# [Problem description]
Where does the string "watermark" appear? Copy every line of the entries below that holds it.

# [Information supplied]
--------------------------------
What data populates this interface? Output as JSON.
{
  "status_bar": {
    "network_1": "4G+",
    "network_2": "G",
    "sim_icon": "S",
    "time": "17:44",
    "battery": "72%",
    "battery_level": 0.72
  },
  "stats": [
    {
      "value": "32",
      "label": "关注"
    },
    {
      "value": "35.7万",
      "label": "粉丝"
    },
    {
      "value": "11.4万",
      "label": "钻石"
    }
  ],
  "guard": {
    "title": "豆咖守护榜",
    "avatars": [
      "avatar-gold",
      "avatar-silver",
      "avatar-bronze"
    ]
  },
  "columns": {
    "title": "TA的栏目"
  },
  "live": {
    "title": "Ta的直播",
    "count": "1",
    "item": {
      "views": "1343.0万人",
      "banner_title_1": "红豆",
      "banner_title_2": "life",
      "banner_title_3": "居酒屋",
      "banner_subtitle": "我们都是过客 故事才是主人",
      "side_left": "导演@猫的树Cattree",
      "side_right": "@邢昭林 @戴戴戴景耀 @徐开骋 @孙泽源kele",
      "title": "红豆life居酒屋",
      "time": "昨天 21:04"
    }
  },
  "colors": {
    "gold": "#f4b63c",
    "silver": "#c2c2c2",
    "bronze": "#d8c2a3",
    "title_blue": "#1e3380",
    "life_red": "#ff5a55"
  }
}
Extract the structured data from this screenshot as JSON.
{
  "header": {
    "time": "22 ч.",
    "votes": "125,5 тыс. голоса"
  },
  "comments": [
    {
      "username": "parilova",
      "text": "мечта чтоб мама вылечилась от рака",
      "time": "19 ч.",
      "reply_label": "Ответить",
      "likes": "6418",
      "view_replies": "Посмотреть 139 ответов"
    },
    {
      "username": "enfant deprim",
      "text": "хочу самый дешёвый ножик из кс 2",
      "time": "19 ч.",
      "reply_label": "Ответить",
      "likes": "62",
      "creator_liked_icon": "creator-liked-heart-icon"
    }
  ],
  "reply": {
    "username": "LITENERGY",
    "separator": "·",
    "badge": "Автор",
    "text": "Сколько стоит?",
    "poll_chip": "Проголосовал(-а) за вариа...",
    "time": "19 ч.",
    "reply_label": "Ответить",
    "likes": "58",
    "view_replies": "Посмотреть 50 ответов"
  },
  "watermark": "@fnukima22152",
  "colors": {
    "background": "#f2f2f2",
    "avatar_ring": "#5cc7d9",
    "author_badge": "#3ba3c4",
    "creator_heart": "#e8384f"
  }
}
--------------------------------
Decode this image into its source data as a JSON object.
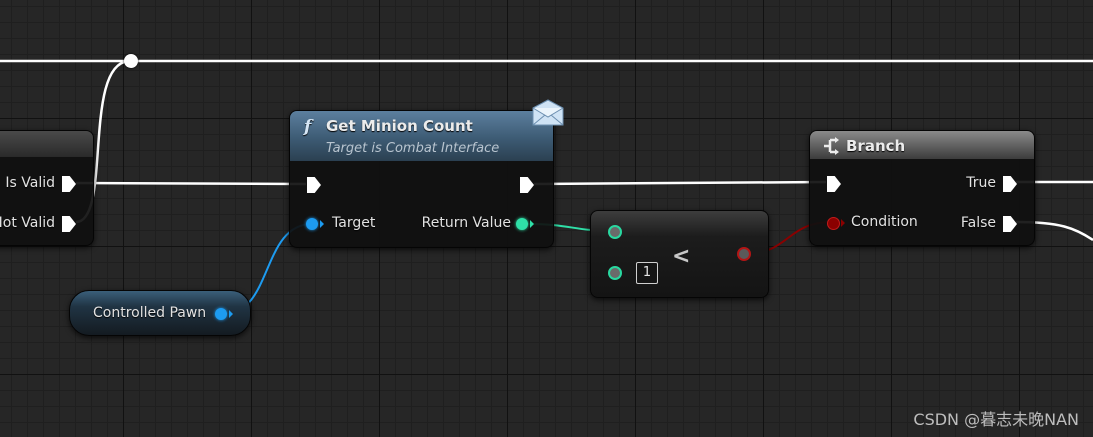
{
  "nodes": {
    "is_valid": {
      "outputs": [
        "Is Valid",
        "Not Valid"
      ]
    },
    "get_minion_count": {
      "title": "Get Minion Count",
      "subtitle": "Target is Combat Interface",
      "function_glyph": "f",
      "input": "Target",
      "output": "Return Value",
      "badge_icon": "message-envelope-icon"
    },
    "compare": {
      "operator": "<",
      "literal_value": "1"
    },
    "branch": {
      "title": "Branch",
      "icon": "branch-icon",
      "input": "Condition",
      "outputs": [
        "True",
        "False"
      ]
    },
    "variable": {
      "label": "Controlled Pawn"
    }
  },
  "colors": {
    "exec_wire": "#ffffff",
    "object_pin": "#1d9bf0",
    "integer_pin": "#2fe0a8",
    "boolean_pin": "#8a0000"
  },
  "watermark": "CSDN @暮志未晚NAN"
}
--------------------------------
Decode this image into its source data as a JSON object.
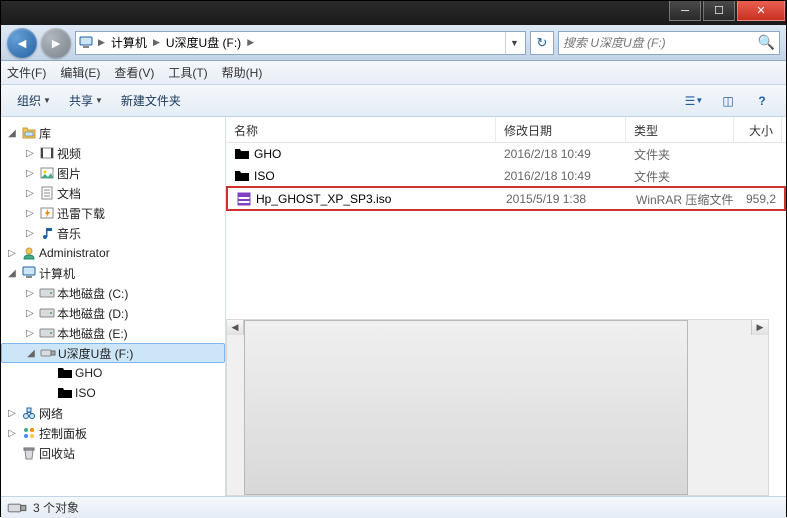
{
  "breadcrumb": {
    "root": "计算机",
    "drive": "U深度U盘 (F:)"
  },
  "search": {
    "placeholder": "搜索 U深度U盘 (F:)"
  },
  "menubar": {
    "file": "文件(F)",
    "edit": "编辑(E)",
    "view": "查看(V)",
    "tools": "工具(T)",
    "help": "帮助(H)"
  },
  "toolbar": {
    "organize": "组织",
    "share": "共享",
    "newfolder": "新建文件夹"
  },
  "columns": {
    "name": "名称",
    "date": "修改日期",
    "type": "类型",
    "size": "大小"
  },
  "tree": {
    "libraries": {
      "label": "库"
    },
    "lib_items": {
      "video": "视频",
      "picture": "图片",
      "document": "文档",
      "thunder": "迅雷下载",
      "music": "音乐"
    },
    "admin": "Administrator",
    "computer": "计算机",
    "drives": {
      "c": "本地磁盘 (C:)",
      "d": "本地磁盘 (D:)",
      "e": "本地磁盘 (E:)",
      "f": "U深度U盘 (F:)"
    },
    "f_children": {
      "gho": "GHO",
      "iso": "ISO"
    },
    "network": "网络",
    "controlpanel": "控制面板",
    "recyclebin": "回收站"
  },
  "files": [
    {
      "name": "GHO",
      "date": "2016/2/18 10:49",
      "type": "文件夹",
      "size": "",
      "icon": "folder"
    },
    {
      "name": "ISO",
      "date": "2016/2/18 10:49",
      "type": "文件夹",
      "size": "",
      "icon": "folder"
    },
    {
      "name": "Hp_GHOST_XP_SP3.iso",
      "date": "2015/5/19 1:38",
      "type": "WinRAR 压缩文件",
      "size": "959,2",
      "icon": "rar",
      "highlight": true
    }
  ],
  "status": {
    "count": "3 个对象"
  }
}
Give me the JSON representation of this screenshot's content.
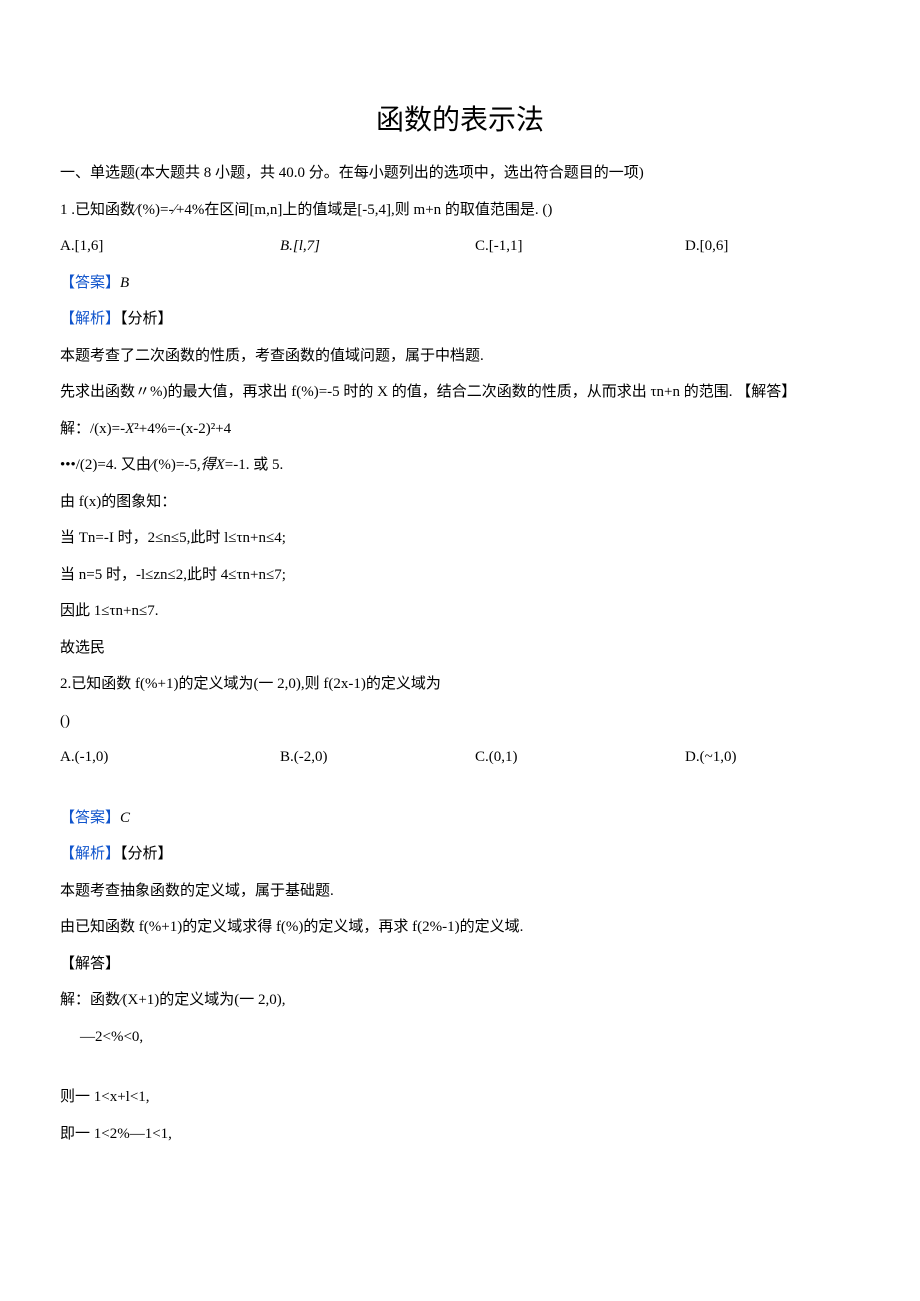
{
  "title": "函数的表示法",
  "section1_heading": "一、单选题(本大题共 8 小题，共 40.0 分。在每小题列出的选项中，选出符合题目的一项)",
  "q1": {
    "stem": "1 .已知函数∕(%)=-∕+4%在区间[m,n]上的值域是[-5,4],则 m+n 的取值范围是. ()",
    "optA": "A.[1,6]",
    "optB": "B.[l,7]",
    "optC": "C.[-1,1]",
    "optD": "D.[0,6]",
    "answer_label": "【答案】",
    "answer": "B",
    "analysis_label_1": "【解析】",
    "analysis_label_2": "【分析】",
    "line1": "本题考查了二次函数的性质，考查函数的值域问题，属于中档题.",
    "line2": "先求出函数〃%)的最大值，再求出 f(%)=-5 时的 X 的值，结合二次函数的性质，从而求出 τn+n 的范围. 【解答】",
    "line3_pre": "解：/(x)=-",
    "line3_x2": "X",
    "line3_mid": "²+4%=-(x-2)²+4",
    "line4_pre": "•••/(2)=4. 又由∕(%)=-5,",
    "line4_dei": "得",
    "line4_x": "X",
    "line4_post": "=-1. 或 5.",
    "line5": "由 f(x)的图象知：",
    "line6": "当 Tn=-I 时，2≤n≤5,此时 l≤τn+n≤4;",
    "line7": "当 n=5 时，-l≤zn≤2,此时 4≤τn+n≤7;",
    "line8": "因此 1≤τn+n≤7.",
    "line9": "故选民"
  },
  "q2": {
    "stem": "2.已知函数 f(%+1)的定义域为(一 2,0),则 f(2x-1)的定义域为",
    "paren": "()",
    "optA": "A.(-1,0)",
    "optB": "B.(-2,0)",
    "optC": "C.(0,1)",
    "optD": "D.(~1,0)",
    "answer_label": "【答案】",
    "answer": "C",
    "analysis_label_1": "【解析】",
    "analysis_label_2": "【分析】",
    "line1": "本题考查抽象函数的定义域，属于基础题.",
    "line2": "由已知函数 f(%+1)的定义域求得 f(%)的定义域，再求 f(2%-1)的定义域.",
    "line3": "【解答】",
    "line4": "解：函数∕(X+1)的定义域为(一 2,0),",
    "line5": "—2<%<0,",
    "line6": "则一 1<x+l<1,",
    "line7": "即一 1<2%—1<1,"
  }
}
--------------------------------
# [Full output]
  "watermark": "@fnukima22152",
  "watermark": "CSDN @暮志未晚NAN"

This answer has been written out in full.